» **Aim**: Transcribe the material below exactly as it appears.

[Stored data]
++++

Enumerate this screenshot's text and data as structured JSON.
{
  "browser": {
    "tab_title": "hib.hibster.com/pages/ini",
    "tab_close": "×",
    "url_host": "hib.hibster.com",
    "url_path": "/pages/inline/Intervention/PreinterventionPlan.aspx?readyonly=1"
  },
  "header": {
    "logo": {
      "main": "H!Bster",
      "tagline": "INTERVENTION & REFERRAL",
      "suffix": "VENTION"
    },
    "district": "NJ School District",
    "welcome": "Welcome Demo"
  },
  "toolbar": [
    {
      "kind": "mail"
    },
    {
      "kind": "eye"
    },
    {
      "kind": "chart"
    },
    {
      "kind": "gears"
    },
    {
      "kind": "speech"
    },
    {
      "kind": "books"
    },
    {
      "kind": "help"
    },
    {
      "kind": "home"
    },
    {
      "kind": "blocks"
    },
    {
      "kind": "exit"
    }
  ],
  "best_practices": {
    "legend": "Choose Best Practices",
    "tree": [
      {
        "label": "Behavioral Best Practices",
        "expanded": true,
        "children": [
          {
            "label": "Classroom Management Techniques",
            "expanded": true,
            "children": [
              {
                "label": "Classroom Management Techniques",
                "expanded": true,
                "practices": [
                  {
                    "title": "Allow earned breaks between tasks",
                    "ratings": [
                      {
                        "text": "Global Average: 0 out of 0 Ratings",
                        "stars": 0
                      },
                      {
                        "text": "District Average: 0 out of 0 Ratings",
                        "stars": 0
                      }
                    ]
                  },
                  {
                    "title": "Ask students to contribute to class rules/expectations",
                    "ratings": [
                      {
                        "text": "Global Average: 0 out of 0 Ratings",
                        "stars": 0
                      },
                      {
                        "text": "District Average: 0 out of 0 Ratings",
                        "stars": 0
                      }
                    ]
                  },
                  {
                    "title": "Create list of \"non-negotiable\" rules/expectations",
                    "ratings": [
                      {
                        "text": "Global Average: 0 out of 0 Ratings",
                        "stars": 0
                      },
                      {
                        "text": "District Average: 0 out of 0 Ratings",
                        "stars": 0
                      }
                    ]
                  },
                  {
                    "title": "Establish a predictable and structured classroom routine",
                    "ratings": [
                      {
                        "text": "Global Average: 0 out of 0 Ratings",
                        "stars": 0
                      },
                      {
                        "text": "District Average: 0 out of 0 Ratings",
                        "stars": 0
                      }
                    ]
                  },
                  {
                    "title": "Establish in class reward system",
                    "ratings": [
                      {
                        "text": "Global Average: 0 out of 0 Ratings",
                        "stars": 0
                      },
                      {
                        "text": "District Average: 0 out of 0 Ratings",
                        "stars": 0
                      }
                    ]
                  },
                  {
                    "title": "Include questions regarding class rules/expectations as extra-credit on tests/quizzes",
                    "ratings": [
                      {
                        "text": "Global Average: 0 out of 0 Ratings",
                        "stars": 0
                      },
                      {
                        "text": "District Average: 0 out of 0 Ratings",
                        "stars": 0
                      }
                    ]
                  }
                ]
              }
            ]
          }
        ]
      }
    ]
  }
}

++++

» **Worked answer**:
Enumerate this screenshot's text and data as structured JSON.
{
  "browser": {
    "tab_title": "hib.hibster.com/pages/ini",
    "tab_close": "×",
    "url_host": "hib.hibster.com",
    "url_path": "/pages/inline/Intervention/PreinterventionPlan.aspx?readyonly=1"
  },
  "header": {
    "logo": {
      "main": "H!Bster",
      "tagline": "INTERVENTION & REFERRAL",
      "suffix": "VENTION"
    },
    "district": "NJ School District",
    "welcome": "Welcome Demo"
  },
  "toolbar": [
    {
      "kind": "mail"
    },
    {
      "kind": "eye"
    },
    {
      "kind": "chart"
    },
    {
      "kind": "gears"
    },
    {
      "kind": "speech"
    },
    {
      "kind": "books"
    },
    {
      "kind": "help"
    },
    {
      "kind": "home"
    },
    {
      "kind": "blocks"
    },
    {
      "kind": "exit"
    }
  ],
  "best_practices": {
    "legend": "Choose Best Practices",
    "tree": [
      {
        "label": "Behavioral Best Practices",
        "expanded": true,
        "children": [
          {
            "label": "Classroom Management Techniques",
            "expanded": true,
            "children": [
              {
                "label": "Classroom Management Techniques",
                "expanded": true,
                "practices": [
                  {
                    "title": "Allow earned breaks between tasks",
                    "ratings": [
                      {
                        "text": "Global Average: 0 out of 0 Ratings",
                        "stars": 0
                      },
                      {
                        "text": "District Average: 0 out of 0 Ratings",
                        "stars": 0
                      }
                    ]
                  },
                  {
                    "title": "Ask students to contribute to class rules/expectations",
                    "ratings": [
                      {
                        "text": "Global Average: 0 out of 0 Ratings",
                        "stars": 0
                      },
                      {
                        "text": "District Average: 0 out of 0 Ratings",
                        "stars": 0
                      }
                    ]
                  },
                  {
                    "title": "Create list of \"non-negotiable\" rules/expectations",
                    "ratings": [
                      {
                        "text": "Global Average: 0 out of 0 Ratings",
                        "stars": 0
                      },
                      {
                        "text": "District Average: 0 out of 0 Ratings",
                        "stars": 0
                      }
                    ]
                  },
                  {
                    "title": "Establish a predictable and structured classroom routine",
                    "ratings": [
                      {
                        "text": "Global Average: 0 out of 0 Ratings",
                        "stars": 0
                      },
                      {
                        "text": "District Average: 0 out of 0 Ratings",
                        "stars": 0
                      }
                    ]
                  },
                  {
                    "title": "Establish in class reward system",
                    "ratings": [
                      {
                        "text": "Global Average: 0 out of 0 Ratings",
                        "stars": 0
                      },
                      {
                        "text": "District Average: 0 out of 0 Ratings",
                        "stars": 0
                      }
                    ]
                  },
                  {
                    "title": "Include questions regarding class rules/expectations as extra-credit on tests/quizzes",
                    "ratings": [
                      {
                        "text": "Global Average: 0 out of 0 Ratings",
                        "stars": 0
                      },
                      {
                        "text": "District Average: 0 out of 0 Ratings",
                        "stars": 0
                      }
                    ]
                  }
                ]
              }
            ]
          }
        ]
      }
    ]
  }
}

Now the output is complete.